**STATED GOAL**
Write out the records word for word, with no pictures.

**RAW RECORDS**
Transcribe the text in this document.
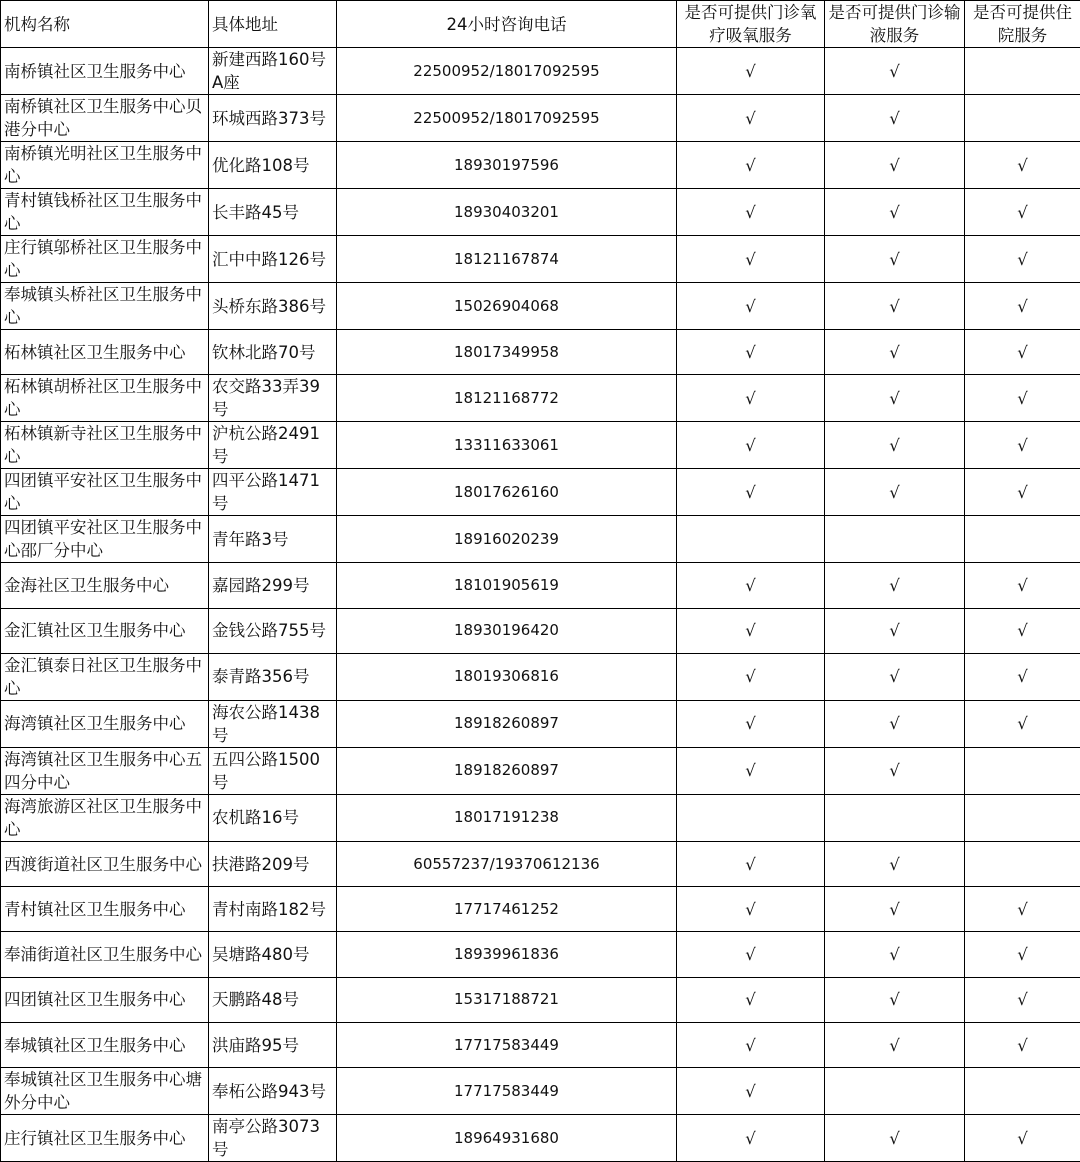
机构名称	具体地址	24小时咨询电话	是否可提供门诊氧疗吸氧服务	是否可提供门诊输液服务	是否可提供住院服务
南桥镇社区卫生服务中心	新建西路160号A座	22500952/18017092595	√	√	
南桥镇社区卫生服务中心贝港分中心	环城西路373号	22500952/18017092595	√	√	
南桥镇光明社区卫生服务中心	优化路108号	18930197596	√	√	√
青村镇钱桥社区卫生服务中心	长丰路45号	18930403201	√	√	√
庄行镇邬桥社区卫生服务中心	汇中中路126号	18121167874	√	√	√
奉城镇头桥社区卫生服务中心	头桥东路386号	15026904068	√	√	√
柘林镇社区卫生服务中心	钦林北路70号	18017349958	√	√	√
柘林镇胡桥社区卫生服务中心	农交路33弄39号	18121168772	√	√	√
柘林镇新寺社区卫生服务中心	沪杭公路2491号	13311633061	√	√	√
四团镇平安社区卫生服务中心	四平公路1471号	18017626160	√	√	√
四团镇平安社区卫生服务中心邵厂分中心	青年路3号	18916020239			
金海社区卫生服务中心	嘉园路299号	18101905619	√	√	√
金汇镇社区卫生服务中心	金钱公路755号	18930196420	√	√	√
金汇镇泰日社区卫生服务中心	泰青路356号	18019306816	√	√	√
海湾镇社区卫生服务中心	海农公路1438号	18918260897	√	√	√
海湾镇社区卫生服务中心五四分中心	五四公路1500号	18918260897	√	√	
海湾旅游区社区卫生服务中心	农机路16号	18017191238			
西渡街道社区卫生服务中心	扶港路209号	60557237/19370612136	√	√	
青村镇社区卫生服务中心	青村南路182号	17717461252	√	√	√
奉浦街道社区卫生服务中心	吴塘路480号	18939961836	√	√	√
四团镇社区卫生服务中心	天鹏路48号	15317188721	√	√	√
奉城镇社区卫生服务中心	洪庙路95号	17717583449	√	√	√
奉城镇社区卫生服务中心塘外分中心	奉柘公路943号	17717583449	√		
庄行镇社区卫生服务中心	南亭公路3073号	18964931680	√	√	√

**EXERCISE RESULT**
Transcribe the text in this document.
机构名称	具体地址	24小时咨询电话	是否可提供门诊氧疗吸氧服务	是否可提供门诊输液服务	是否可提供住院服务
南桥镇社区卫生服务中心	新建西路160号A座	22500952/18017092595	√	√	
南桥镇社区卫生服务中心贝港分中心	环城西路373号	22500952/18017092595	√	√	
南桥镇光明社区卫生服务中心	优化路108号	18930197596	√	√	√
青村镇钱桥社区卫生服务中心	长丰路45号	18930403201	√	√	√
庄行镇邬桥社区卫生服务中心	汇中中路126号	18121167874	√	√	√
奉城镇头桥社区卫生服务中心	头桥东路386号	15026904068	√	√	√
柘林镇社区卫生服务中心	钦林北路70号	18017349958	√	√	√
柘林镇胡桥社区卫生服务中心	农交路33弄39号	18121168772	√	√	√
柘林镇新寺社区卫生服务中心	沪杭公路2491号	13311633061	√	√	√
四团镇平安社区卫生服务中心	四平公路1471号	18017626160	√	√	√
四团镇平安社区卫生服务中心邵厂分中心	青年路3号	18916020239			
金海社区卫生服务中心	嘉园路299号	18101905619	√	√	√
金汇镇社区卫生服务中心	金钱公路755号	18930196420	√	√	√
金汇镇泰日社区卫生服务中心	泰青路356号	18019306816	√	√	√
海湾镇社区卫生服务中心	海农公路1438号	18918260897	√	√	√
海湾镇社区卫生服务中心五四分中心	五四公路1500号	18918260897	√	√	
海湾旅游区社区卫生服务中心	农机路16号	18017191238			
西渡街道社区卫生服务中心	扶港路209号	60557237/19370612136	√	√	
青村镇社区卫生服务中心	青村南路182号	17717461252	√	√	√
奉浦街道社区卫生服务中心	吴塘路480号	18939961836	√	√	√
四团镇社区卫生服务中心	天鹏路48号	15317188721	√	√	√
奉城镇社区卫生服务中心	洪庙路95号	17717583449	√	√	√
奉城镇社区卫生服务中心塘外分中心	奉柘公路943号	17717583449	√		
庄行镇社区卫生服务中心	南亭公路3073号	18964931680	√	√	√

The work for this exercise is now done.